**INSTRUCTION**
The entries that follow should be written out exactly.

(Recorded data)
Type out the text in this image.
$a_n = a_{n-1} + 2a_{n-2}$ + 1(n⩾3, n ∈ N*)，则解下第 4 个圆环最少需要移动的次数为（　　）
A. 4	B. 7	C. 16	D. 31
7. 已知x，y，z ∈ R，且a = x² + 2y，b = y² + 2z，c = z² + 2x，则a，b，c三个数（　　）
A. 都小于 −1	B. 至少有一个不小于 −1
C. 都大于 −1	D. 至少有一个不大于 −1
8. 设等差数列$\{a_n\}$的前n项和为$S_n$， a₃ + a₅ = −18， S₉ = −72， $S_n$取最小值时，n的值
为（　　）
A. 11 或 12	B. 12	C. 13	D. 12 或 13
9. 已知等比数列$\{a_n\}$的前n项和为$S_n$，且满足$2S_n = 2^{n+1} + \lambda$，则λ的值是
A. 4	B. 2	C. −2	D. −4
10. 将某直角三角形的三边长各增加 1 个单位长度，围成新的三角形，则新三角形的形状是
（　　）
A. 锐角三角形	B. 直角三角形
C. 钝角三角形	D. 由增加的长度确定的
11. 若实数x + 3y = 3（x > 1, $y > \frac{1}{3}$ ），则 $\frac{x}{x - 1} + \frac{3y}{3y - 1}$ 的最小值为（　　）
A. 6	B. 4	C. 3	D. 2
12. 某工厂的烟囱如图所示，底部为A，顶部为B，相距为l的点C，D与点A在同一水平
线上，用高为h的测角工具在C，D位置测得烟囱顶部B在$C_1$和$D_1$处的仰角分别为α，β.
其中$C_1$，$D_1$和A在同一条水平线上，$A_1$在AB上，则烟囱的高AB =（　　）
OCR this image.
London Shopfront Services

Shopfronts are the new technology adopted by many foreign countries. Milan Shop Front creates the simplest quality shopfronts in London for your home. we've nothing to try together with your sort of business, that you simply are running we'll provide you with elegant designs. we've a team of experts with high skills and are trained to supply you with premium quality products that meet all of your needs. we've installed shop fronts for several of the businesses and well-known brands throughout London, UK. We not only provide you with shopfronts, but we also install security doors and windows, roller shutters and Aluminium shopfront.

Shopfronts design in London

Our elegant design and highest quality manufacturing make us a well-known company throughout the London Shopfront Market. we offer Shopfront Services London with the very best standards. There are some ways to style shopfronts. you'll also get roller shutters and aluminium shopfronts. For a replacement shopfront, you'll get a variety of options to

**SOLUTION**
Type out the text in this image.
$a_n = a_{n-1} + 2a_{n-2}$ + 1(n⩾3, n ∈ N*)，则解下第 4 个圆环最少需要移动的次数为（　　）
A. 4	B. 7	C. 16	D. 31
7. 已知x，y，z ∈ R，且a = x² + 2y，b = y² + 2z，c = z² + 2x，则a，b，c三个数（　　）
A. 都小于 −1	B. 至少有一个不小于 −1
C. 都大于 −1	D. 至少有一个不大于 −1
8. 设等差数列$\{a_n\}$的前n项和为$S_n$， a₃ + a₅ = −18， S₉ = −72， $S_n$取最小值时，n的值
为（　　）
A. 11 或 12	B. 12	C. 13	D. 12 或 13
9. 已知等比数列$\{a_n\}$的前n项和为$S_n$，且满足$2S_n = 2^{n+1} + \lambda$，则λ的值是
A. 4	B. 2	C. −2	D. −4
10. 将某直角三角形的三边长各增加 1 个单位长度，围成新的三角形，则新三角形的形状是
（　　）
A. 锐角三角形	B. 直角三角形
C. 钝角三角形	D. 由增加的长度确定的
11. 若实数x + 3y = 3（x > 1, $y > \frac{1}{3}$ ），则 $\frac{x}{x - 1} + \frac{3y}{3y - 1}$ 的最小值为（　　）
A. 6	B. 4	C. 3	D. 2
12. 某工厂的烟囱如图所示，底部为A，顶部为B，相距为l的点C，D与点A在同一水平
线上，用高为h的测角工具在C，D位置测得烟囱顶部B在$C_1$和$D_1$处的仰角分别为α，β.
其中$C_1$，$D_1$和A在同一条水平线上，$A_1$在AB上，则烟囱的高AB =（　　）
OCR this image.
London Shopfront Services

Shopfronts are the new technology adopted by many foreign countries. Milan Shop Front creates the simplest quality shopfronts in London for your home. we've nothing to try together with your sort of business, that you simply are running we'll provide you with elegant designs. we've a team of experts with high skills and are trained to supply you with premium quality products that meet all of your needs. we've installed shop fronts for several of the businesses and well-known brands throughout London, UK. We not only provide you with shopfronts, but we also install security doors and windows, roller shutters and Aluminium shopfront.

Shopfronts design in London

Our elegant design and highest quality manufacturing make us a well-known company throughout the London Shopfront Market. we offer Shopfront Services London with the very best standards. There are some ways to style shopfronts. you'll also get roller shutters and aluminium shopfronts. For a replacement shopfront, you'll get a variety of options to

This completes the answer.